The request
Scan the material for the word "Geopotencial", and copy each line where it shows up.

"""

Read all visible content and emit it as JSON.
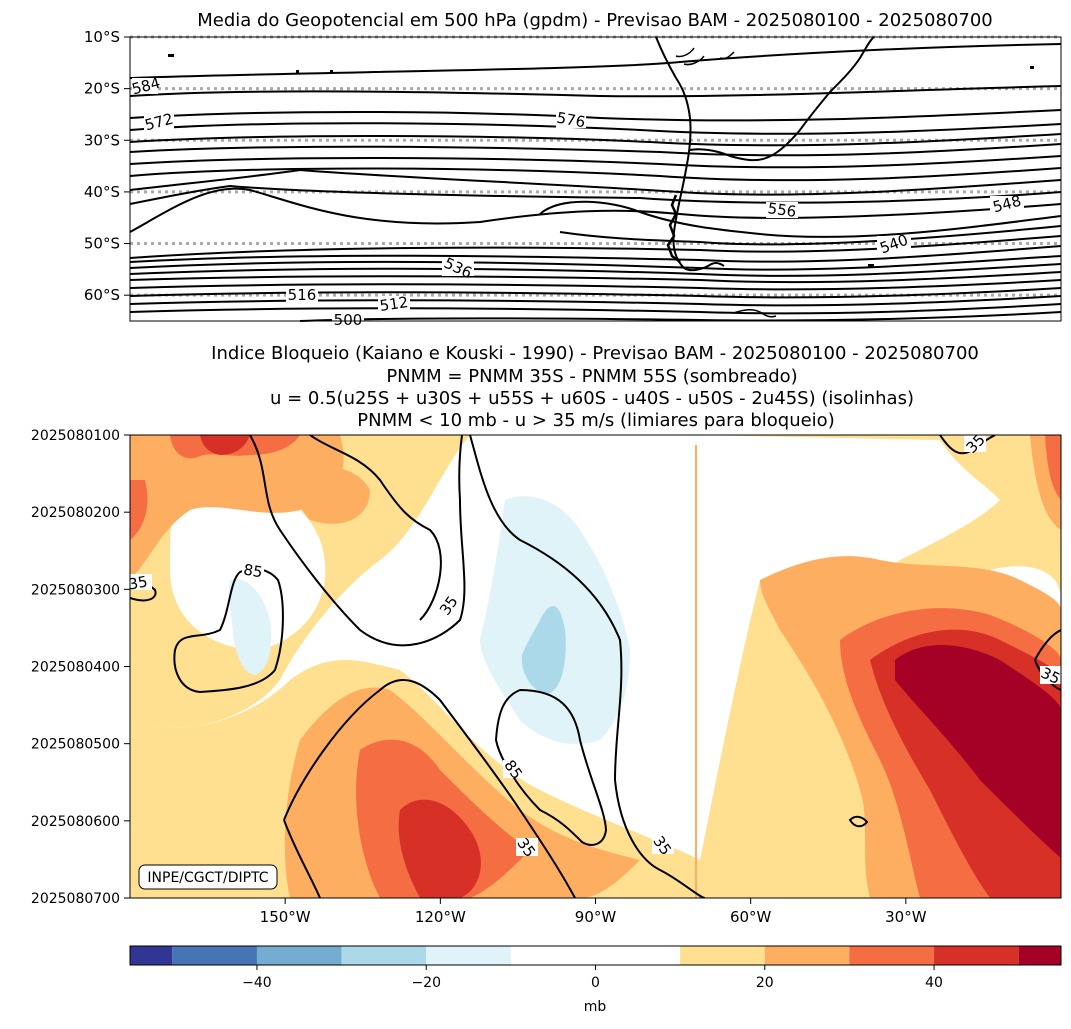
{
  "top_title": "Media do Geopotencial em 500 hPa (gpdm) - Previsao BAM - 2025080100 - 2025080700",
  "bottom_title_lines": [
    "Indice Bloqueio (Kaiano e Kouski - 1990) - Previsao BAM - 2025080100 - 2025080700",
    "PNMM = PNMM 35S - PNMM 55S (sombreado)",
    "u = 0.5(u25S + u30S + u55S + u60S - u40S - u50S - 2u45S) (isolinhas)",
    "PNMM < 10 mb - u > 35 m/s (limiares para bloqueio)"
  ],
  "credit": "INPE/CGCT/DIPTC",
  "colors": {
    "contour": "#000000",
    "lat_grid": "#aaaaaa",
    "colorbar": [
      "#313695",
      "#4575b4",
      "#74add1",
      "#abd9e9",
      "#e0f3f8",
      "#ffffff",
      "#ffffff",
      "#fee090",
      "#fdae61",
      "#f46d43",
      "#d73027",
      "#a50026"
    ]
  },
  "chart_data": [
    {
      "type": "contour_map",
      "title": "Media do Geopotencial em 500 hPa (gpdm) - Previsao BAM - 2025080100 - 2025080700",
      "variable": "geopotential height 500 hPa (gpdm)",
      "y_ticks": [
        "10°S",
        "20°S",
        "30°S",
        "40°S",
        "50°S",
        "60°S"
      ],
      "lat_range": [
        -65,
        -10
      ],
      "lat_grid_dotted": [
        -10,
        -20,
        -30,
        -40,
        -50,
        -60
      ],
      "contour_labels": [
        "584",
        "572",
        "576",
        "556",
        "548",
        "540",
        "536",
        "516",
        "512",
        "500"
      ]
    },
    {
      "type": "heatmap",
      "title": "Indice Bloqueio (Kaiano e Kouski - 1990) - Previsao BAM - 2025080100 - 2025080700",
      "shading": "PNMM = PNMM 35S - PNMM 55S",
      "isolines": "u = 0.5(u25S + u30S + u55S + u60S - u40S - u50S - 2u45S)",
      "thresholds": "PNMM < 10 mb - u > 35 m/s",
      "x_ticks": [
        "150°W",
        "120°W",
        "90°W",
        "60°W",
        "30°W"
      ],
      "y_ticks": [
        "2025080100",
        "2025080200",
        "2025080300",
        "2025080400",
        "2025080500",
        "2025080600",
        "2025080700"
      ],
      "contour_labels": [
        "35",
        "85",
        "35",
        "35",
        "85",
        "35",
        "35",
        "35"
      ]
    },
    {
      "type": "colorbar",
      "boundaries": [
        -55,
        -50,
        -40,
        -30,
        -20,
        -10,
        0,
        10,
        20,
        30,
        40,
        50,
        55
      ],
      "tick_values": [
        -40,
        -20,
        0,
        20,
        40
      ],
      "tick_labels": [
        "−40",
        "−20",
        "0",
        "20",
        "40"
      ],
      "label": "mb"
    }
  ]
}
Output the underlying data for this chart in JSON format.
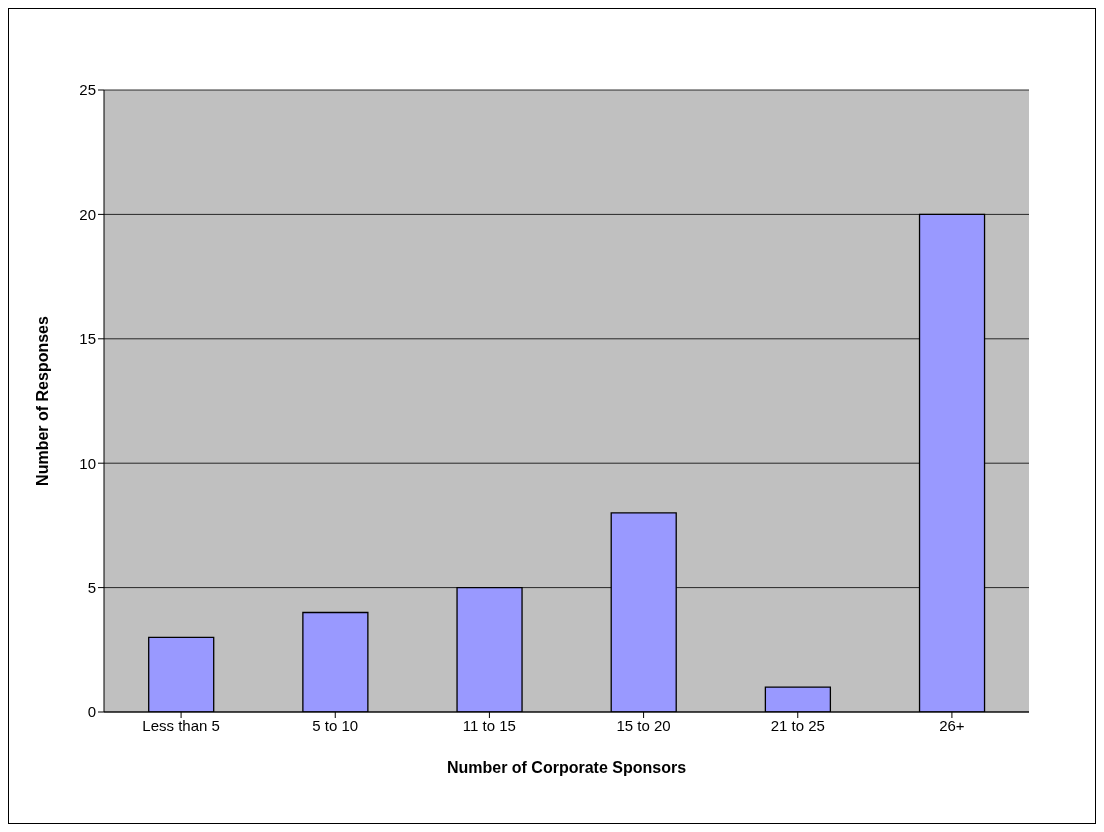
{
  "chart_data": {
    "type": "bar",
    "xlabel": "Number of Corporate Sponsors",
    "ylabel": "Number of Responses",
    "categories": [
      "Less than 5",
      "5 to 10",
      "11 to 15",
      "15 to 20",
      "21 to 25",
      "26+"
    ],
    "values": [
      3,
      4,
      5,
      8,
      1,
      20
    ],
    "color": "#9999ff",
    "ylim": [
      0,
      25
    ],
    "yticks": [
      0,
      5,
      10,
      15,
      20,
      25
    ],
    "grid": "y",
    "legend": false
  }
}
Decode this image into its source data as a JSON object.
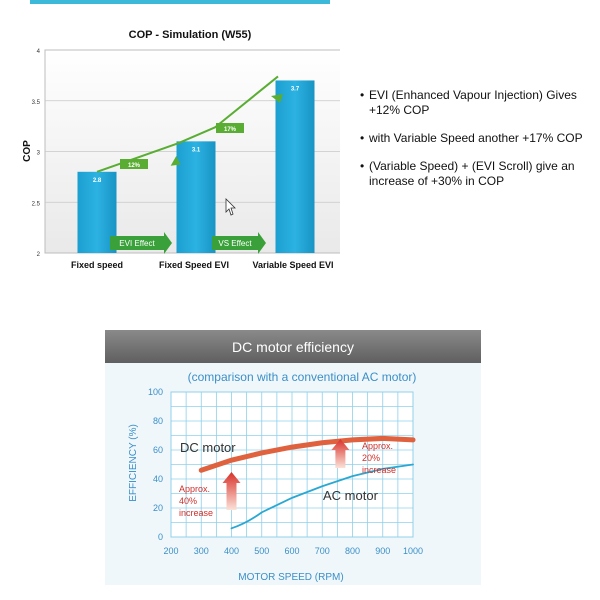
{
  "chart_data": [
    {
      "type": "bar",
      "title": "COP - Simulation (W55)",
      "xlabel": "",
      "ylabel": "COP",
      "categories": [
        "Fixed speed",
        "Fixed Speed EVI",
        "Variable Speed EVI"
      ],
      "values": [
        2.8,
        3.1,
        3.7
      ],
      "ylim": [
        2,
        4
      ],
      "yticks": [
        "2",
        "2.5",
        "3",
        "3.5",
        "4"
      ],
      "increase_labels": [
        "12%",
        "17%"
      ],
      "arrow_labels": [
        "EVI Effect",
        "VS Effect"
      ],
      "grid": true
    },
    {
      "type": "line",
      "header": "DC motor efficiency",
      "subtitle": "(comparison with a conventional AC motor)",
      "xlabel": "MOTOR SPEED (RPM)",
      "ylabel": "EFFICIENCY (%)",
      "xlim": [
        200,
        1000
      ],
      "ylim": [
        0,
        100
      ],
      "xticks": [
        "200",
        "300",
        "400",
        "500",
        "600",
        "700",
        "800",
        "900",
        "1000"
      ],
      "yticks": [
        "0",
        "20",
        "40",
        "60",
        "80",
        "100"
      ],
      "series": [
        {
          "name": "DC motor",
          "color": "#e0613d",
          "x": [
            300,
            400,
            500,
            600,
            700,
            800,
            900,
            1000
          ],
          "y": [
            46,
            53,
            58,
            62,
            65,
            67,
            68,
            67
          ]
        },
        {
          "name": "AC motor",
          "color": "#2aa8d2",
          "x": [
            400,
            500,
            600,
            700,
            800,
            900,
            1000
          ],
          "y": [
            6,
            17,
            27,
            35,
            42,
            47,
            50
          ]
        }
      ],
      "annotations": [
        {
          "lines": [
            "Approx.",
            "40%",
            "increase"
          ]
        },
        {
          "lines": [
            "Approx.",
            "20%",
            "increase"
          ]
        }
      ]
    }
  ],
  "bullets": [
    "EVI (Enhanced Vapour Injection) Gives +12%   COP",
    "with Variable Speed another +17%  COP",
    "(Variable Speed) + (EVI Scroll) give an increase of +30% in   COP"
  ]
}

"""

Written answer
  "top_title": "Media do Geopotencial em 500 hPa (gpdm) - Previsao BAM - 2025080100 - 2025080700",
      "title": "Media do Geopotencial em 500 hPa (gpdm) - Previsao BAM - 2025080100 - 2025080700",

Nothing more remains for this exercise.